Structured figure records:

* BEGIN *

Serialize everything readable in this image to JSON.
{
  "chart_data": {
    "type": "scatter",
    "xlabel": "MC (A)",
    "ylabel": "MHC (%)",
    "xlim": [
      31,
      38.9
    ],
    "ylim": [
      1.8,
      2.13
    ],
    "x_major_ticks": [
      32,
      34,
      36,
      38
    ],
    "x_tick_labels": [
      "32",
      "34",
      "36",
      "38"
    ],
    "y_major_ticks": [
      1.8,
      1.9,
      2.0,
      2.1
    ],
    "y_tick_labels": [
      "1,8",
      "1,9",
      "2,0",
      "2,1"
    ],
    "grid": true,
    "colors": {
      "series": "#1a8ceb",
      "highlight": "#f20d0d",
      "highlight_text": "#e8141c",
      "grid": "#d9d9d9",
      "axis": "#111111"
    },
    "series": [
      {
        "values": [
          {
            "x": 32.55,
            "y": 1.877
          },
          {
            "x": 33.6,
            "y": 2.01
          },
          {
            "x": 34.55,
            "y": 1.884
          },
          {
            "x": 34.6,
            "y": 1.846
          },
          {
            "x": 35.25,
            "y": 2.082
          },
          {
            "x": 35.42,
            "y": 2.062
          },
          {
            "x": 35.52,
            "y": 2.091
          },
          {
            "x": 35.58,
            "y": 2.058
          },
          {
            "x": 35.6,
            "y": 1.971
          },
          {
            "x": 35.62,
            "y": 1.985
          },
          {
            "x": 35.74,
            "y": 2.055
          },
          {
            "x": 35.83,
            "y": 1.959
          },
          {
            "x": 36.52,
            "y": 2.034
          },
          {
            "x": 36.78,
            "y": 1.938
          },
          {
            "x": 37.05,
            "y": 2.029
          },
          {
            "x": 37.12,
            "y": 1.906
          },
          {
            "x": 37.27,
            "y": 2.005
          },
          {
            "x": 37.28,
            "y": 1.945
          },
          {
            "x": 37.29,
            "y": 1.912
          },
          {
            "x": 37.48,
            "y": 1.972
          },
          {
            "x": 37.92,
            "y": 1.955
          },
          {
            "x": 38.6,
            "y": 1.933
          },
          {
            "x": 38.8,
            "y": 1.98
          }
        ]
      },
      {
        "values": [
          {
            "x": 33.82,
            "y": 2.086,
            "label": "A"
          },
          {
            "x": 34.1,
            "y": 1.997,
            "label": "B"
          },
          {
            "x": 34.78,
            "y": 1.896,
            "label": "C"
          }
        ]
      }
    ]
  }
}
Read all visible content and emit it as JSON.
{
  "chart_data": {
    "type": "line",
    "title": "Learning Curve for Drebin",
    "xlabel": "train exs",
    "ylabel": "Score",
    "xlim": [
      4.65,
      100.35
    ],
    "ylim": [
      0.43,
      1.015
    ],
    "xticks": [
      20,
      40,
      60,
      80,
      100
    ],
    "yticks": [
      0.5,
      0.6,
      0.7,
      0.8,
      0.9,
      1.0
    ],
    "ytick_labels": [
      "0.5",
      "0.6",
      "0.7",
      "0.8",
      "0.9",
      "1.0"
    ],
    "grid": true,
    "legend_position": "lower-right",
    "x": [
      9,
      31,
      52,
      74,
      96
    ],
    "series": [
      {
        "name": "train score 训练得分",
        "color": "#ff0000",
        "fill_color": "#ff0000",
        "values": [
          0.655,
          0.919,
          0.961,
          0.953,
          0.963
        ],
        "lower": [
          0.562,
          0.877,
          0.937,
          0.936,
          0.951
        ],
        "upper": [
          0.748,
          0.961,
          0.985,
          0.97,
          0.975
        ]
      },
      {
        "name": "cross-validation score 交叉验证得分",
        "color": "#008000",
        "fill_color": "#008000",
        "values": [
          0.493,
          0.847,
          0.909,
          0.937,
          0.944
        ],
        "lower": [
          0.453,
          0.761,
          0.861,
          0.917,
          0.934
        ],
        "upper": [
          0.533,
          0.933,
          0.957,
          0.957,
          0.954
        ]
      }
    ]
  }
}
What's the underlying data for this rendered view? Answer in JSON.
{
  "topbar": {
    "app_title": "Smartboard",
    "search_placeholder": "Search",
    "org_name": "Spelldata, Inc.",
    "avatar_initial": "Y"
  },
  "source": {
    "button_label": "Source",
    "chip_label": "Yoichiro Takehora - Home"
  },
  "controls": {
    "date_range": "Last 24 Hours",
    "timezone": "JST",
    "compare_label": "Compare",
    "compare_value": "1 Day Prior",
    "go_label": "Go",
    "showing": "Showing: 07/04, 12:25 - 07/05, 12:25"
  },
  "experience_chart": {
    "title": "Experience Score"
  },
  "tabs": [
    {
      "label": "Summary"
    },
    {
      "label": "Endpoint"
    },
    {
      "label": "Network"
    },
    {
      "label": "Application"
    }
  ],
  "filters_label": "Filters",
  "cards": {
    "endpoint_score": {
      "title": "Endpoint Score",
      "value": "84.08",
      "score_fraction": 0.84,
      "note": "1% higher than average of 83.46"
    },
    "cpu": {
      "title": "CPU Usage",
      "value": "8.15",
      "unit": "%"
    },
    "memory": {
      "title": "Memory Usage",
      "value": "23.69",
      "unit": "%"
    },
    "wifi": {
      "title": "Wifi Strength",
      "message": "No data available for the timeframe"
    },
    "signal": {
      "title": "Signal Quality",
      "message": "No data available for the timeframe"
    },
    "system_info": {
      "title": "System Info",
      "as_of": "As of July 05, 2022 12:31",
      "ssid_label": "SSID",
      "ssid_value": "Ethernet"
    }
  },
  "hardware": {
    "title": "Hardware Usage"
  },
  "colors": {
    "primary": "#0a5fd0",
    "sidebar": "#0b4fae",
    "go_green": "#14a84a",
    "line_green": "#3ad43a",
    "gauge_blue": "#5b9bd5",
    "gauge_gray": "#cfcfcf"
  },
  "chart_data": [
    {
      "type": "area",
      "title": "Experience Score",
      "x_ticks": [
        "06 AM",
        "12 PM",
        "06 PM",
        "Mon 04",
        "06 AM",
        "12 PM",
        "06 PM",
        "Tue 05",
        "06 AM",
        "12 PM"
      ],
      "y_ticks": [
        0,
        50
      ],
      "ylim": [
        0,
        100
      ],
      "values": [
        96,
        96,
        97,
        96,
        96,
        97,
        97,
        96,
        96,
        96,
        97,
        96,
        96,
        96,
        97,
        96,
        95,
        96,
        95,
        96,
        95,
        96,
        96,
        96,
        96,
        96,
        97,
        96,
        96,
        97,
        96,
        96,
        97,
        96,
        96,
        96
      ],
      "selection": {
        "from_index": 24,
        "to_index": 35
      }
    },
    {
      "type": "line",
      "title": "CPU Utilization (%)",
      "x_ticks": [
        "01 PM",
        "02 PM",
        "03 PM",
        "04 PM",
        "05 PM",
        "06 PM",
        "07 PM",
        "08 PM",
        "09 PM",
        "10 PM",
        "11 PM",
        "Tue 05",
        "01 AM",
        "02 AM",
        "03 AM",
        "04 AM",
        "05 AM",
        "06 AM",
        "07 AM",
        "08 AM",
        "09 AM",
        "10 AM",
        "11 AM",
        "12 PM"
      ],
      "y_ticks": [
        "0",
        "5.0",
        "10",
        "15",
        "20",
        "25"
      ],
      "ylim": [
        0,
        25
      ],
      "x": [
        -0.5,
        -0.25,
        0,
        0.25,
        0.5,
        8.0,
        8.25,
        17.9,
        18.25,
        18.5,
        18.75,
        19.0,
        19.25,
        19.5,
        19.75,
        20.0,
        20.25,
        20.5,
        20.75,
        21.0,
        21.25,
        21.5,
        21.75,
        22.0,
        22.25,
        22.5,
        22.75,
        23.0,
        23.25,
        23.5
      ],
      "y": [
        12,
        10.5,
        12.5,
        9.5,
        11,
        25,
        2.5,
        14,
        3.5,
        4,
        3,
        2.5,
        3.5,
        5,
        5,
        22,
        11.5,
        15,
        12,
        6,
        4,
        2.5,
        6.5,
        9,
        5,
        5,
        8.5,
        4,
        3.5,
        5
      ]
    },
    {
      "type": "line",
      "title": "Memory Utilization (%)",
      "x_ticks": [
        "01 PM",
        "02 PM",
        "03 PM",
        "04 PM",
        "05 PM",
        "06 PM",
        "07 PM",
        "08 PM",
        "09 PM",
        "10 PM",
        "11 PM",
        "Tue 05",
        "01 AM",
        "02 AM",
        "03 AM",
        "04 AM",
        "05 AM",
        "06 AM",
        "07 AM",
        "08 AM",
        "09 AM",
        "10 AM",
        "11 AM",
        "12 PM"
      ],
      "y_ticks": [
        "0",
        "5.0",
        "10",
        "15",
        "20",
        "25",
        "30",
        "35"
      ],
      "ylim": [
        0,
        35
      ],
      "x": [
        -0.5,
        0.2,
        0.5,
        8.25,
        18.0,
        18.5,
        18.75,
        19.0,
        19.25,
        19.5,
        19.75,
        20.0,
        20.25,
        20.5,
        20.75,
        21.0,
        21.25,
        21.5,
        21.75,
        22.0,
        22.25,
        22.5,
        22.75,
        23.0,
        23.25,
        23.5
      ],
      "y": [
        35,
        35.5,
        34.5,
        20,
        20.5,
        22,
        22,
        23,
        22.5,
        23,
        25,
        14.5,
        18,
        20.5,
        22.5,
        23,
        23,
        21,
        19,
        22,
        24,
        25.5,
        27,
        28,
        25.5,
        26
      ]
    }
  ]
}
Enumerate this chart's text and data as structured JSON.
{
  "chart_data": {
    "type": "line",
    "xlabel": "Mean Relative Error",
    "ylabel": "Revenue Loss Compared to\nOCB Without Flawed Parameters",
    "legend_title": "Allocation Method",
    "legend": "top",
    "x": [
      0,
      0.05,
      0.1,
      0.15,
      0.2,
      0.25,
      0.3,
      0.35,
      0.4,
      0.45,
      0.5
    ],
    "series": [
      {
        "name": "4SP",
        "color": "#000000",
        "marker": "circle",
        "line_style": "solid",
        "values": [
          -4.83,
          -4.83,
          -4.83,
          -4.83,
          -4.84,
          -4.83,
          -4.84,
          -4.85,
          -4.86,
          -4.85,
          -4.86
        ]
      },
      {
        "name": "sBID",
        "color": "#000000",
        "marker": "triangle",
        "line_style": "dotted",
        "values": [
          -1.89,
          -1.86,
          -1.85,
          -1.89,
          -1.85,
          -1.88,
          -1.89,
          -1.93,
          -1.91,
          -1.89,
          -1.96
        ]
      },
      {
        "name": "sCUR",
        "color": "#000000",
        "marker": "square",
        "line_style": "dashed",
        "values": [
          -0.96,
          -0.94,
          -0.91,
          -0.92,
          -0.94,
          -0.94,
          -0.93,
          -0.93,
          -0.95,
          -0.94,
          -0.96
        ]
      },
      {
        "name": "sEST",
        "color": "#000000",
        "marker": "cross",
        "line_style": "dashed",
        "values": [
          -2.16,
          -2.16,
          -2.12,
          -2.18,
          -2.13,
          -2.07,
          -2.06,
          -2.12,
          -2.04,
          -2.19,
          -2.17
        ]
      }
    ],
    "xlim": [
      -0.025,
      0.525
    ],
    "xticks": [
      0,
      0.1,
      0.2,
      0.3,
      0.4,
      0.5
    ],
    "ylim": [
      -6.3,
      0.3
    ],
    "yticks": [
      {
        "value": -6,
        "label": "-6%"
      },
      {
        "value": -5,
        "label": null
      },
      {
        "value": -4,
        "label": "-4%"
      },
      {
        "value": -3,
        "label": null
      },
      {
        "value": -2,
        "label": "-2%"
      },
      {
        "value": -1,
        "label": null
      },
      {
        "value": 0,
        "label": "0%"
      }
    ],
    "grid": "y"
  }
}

* END *

| Task directions |
Find each line holding the word "Utilization" and copy it.

| Task result |
      "title": "CPU Utilization (%)",
      "title": "Memory Utilization (%)",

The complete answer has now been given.